Task to complete ->
Read the listing below and copy out every line that holds "totalspread".

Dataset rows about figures

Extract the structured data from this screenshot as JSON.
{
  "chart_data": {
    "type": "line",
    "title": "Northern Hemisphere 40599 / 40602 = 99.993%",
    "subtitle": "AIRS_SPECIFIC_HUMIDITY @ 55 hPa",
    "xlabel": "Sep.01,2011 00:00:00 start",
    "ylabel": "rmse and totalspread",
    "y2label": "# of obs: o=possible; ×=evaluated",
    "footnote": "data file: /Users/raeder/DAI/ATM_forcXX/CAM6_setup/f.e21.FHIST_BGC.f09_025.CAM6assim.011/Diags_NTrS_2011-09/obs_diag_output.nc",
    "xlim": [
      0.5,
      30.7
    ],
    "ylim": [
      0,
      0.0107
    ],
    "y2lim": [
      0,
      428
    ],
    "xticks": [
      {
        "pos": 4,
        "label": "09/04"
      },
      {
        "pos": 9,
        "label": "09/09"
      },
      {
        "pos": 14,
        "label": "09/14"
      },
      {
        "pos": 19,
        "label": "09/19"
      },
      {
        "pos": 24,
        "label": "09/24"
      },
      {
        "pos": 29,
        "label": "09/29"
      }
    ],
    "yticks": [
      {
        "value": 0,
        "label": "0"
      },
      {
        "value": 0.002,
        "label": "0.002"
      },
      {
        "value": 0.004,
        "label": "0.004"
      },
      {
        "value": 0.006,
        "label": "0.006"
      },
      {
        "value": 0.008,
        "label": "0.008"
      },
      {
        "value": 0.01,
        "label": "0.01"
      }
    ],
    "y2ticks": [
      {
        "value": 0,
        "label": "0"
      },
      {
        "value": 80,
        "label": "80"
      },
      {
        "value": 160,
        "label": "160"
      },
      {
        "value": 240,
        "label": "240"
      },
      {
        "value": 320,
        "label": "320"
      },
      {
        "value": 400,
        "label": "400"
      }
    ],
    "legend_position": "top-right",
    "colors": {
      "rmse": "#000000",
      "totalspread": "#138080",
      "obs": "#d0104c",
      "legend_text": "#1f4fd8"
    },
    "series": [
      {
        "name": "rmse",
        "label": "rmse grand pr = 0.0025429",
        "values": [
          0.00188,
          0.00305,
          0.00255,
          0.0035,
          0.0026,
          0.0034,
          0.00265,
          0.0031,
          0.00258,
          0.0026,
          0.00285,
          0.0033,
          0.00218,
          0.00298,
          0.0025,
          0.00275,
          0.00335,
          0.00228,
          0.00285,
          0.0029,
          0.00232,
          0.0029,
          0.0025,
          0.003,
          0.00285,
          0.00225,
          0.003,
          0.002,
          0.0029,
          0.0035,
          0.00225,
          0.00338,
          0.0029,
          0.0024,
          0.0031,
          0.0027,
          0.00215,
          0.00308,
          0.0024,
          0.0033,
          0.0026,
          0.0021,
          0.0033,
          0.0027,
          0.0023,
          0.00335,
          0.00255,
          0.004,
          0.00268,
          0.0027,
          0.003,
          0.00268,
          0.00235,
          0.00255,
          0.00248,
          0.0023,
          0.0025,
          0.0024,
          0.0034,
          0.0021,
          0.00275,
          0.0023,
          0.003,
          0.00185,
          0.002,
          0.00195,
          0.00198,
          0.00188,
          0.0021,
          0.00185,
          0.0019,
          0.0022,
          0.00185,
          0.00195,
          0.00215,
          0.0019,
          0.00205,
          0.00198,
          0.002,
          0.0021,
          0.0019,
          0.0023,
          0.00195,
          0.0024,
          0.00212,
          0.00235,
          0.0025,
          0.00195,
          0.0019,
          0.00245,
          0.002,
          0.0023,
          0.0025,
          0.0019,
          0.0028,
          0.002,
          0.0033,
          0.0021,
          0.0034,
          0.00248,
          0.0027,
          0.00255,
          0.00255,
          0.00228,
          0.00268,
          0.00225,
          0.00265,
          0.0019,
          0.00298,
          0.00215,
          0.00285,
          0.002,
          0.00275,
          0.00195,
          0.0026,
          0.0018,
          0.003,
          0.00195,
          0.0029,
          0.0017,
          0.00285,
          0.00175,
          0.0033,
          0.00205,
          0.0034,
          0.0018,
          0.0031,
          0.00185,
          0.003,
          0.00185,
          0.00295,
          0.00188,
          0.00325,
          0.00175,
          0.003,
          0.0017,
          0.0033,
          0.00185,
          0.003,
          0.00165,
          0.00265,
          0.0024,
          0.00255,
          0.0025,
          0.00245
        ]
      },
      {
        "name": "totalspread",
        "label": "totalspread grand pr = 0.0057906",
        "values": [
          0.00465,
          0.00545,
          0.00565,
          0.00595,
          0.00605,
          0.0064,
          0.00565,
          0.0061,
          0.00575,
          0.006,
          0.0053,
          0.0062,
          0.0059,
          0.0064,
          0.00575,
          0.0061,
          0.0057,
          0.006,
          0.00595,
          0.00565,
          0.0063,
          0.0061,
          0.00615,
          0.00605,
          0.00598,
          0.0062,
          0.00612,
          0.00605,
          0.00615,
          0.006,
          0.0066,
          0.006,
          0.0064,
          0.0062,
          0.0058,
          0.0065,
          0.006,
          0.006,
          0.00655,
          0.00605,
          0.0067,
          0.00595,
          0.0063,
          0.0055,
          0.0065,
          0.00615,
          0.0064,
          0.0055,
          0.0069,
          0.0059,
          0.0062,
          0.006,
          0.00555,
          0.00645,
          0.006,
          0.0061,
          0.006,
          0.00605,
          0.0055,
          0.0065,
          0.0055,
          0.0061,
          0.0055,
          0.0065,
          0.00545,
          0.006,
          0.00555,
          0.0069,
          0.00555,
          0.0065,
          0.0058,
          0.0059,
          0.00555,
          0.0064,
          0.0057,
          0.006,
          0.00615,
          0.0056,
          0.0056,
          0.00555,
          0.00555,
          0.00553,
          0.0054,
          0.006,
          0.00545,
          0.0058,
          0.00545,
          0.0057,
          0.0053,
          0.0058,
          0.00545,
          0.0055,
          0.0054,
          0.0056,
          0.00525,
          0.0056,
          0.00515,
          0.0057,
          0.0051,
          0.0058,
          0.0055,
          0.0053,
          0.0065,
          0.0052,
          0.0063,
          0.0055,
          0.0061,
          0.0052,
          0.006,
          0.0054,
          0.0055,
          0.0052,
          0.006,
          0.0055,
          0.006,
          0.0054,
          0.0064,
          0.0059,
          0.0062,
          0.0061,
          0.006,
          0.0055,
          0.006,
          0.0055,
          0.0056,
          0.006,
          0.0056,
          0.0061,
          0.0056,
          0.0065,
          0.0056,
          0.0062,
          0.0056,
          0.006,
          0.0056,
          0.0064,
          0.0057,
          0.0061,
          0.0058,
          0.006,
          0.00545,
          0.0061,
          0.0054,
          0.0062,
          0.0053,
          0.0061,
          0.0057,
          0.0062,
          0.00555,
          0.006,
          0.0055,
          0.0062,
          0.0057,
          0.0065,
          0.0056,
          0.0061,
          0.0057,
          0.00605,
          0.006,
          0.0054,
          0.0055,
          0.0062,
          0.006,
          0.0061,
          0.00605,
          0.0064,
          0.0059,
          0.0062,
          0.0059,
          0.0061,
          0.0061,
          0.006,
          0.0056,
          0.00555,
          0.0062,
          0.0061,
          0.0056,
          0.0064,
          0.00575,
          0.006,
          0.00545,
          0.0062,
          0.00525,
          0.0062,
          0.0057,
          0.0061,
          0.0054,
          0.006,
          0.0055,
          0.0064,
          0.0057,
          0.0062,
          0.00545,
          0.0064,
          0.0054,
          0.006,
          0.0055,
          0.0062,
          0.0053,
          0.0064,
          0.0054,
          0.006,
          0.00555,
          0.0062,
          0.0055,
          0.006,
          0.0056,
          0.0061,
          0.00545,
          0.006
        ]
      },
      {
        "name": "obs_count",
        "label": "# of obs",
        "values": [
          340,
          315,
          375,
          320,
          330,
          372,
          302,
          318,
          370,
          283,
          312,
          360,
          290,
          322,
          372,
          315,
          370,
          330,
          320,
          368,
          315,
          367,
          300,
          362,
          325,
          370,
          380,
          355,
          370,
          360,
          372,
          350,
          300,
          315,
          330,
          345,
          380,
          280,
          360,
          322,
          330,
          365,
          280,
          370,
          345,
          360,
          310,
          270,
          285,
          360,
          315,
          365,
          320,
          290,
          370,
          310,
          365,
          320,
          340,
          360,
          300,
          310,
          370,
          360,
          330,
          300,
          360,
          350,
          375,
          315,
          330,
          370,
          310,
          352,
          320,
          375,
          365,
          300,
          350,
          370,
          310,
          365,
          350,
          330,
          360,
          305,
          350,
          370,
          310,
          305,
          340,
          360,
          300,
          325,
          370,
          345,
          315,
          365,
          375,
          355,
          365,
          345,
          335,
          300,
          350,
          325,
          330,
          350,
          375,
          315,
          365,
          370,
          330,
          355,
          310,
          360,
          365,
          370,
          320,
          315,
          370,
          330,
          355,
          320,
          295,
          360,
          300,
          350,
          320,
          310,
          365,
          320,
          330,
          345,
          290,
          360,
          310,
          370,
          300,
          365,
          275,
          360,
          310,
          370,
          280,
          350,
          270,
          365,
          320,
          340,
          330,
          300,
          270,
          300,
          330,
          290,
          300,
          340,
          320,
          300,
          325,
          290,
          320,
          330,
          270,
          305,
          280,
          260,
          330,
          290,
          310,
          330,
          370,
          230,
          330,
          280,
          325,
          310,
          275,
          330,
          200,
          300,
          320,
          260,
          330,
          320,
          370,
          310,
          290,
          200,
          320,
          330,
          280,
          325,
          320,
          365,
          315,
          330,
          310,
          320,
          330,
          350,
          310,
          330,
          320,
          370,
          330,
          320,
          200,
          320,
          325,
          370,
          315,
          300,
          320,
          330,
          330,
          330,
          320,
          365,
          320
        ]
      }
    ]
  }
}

Result ->
    "ylabel": "rmse and totalspread",
      "totalspread": "#138080",
        "name": "totalspread",
        "label": "totalspread grand pr = 0.0057906",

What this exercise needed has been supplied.